## Requirements
Turn the lines from the start of the entries up to and including the line containing "tree-child-row[interactable]: Phillip Anderson" into a numbered list, leaving out any blank lines.

:: Extracted entries ::

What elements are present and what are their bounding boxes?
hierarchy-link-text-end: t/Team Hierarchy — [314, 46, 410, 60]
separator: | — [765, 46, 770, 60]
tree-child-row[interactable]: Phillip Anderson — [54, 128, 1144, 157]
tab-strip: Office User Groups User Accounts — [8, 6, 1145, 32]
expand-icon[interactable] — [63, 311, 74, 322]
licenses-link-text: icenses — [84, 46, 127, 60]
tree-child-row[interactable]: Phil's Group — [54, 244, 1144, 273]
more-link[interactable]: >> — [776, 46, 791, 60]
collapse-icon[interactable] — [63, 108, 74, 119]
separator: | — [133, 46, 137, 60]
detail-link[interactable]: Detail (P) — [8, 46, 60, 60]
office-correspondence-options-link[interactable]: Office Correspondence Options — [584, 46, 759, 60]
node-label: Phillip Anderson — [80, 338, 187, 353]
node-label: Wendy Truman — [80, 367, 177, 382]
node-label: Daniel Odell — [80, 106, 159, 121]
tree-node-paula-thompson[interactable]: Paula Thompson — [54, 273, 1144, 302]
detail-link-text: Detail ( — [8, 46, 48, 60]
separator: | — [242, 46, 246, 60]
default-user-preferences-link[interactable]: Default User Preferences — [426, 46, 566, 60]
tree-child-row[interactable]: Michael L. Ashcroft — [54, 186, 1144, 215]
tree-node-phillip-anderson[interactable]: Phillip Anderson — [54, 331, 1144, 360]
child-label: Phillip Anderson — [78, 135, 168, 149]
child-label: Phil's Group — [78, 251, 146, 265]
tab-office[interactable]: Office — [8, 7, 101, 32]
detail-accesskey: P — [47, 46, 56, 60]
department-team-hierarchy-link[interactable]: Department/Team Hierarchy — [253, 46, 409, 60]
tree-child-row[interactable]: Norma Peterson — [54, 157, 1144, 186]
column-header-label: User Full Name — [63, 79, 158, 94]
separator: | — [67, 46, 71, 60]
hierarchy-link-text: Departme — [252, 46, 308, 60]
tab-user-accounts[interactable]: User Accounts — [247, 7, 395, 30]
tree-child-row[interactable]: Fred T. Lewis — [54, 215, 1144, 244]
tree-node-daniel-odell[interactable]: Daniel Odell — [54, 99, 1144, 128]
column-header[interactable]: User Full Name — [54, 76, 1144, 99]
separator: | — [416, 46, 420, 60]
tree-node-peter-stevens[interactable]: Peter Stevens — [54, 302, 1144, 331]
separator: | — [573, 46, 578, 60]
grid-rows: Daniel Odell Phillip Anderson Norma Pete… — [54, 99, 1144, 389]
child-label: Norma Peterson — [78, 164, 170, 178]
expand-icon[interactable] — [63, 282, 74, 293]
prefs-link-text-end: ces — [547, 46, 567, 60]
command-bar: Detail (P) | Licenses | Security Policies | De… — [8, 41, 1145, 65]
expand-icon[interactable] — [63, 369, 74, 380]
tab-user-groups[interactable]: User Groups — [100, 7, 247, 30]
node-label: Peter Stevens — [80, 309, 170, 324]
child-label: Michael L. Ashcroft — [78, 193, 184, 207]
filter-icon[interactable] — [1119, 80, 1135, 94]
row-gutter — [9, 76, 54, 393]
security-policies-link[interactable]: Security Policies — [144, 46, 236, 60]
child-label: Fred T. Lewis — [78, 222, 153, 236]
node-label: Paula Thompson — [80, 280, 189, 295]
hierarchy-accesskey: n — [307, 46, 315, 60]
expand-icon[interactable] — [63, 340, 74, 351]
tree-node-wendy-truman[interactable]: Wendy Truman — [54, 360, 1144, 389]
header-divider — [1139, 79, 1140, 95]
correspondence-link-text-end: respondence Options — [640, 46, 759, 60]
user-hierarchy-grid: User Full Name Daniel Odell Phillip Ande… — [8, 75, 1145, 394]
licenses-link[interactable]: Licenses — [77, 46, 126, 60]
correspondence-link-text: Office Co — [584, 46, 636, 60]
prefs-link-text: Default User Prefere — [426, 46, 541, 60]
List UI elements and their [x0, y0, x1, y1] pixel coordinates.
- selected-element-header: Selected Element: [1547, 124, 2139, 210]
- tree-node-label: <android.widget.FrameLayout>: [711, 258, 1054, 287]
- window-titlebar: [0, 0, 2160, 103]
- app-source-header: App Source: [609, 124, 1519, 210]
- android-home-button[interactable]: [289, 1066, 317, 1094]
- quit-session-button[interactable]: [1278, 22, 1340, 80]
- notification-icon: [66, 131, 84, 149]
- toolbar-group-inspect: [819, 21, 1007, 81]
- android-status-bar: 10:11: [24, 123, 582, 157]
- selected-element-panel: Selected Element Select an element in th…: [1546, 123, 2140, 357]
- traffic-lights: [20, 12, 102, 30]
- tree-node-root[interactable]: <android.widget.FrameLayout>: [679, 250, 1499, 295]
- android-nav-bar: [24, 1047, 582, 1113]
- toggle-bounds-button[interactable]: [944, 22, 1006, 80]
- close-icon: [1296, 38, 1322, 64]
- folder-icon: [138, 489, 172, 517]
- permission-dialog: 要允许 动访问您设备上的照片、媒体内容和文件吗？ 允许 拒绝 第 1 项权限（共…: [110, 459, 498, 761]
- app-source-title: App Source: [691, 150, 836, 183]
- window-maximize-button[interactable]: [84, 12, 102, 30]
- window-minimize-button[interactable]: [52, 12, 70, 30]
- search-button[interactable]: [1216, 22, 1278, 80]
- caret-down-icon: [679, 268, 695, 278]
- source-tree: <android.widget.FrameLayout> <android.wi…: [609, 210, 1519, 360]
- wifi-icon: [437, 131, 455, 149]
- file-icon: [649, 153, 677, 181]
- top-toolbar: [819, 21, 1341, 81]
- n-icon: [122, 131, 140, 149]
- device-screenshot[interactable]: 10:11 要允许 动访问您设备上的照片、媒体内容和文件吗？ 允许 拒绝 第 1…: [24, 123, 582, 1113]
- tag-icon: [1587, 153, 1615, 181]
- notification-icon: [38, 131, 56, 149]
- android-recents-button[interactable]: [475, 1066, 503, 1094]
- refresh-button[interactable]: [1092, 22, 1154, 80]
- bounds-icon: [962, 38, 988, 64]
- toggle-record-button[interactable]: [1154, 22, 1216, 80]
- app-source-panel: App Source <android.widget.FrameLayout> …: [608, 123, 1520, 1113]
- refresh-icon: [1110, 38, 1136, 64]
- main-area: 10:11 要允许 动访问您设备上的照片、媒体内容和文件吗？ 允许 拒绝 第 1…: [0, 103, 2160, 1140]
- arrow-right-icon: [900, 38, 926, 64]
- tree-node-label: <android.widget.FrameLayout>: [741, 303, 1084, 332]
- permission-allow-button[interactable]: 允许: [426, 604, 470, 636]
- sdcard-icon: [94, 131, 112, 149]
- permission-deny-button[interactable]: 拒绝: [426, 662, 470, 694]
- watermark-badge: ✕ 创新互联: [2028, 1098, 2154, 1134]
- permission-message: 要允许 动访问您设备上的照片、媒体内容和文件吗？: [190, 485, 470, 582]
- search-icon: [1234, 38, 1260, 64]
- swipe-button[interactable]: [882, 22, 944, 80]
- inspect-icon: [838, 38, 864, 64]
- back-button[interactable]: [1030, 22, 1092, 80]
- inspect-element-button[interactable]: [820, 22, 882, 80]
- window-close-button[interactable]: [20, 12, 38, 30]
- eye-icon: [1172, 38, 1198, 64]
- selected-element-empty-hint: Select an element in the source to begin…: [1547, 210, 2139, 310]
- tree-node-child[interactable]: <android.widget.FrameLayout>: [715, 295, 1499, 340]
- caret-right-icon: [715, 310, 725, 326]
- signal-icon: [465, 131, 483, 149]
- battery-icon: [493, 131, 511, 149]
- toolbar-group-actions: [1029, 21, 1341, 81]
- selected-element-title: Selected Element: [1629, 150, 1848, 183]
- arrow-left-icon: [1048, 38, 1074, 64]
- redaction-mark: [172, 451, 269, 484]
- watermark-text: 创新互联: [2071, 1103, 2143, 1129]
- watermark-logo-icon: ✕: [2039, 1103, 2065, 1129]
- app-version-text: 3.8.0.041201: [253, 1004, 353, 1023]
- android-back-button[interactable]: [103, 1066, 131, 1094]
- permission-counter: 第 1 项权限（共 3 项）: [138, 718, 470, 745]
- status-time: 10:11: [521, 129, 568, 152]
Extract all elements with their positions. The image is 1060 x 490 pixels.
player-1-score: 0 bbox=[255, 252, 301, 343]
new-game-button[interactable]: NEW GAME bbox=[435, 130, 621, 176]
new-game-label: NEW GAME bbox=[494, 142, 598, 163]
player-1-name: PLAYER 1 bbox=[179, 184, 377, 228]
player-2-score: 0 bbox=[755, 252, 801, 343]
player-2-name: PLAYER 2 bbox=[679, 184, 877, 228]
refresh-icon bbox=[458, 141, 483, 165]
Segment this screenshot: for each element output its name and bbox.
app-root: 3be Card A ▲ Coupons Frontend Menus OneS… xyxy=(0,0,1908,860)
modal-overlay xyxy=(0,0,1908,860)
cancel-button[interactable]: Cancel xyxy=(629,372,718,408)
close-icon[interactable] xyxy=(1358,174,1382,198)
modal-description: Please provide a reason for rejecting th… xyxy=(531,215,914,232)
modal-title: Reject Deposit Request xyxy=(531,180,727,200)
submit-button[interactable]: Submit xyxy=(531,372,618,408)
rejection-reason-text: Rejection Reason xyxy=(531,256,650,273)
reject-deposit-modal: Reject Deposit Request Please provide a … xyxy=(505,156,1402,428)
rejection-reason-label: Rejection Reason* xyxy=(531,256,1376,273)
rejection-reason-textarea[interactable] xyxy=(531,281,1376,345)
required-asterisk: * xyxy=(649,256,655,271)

:::

## Solution for this task
1. What elements are present and what are their bounding boxes?
2. hierarchy-link-text-end: t/Team Hierarchy — [314, 46, 410, 60]
3. separator: | — [765, 46, 770, 60]
4. tree-child-row[interactable]: Phillip Anderson — [54, 128, 1144, 157]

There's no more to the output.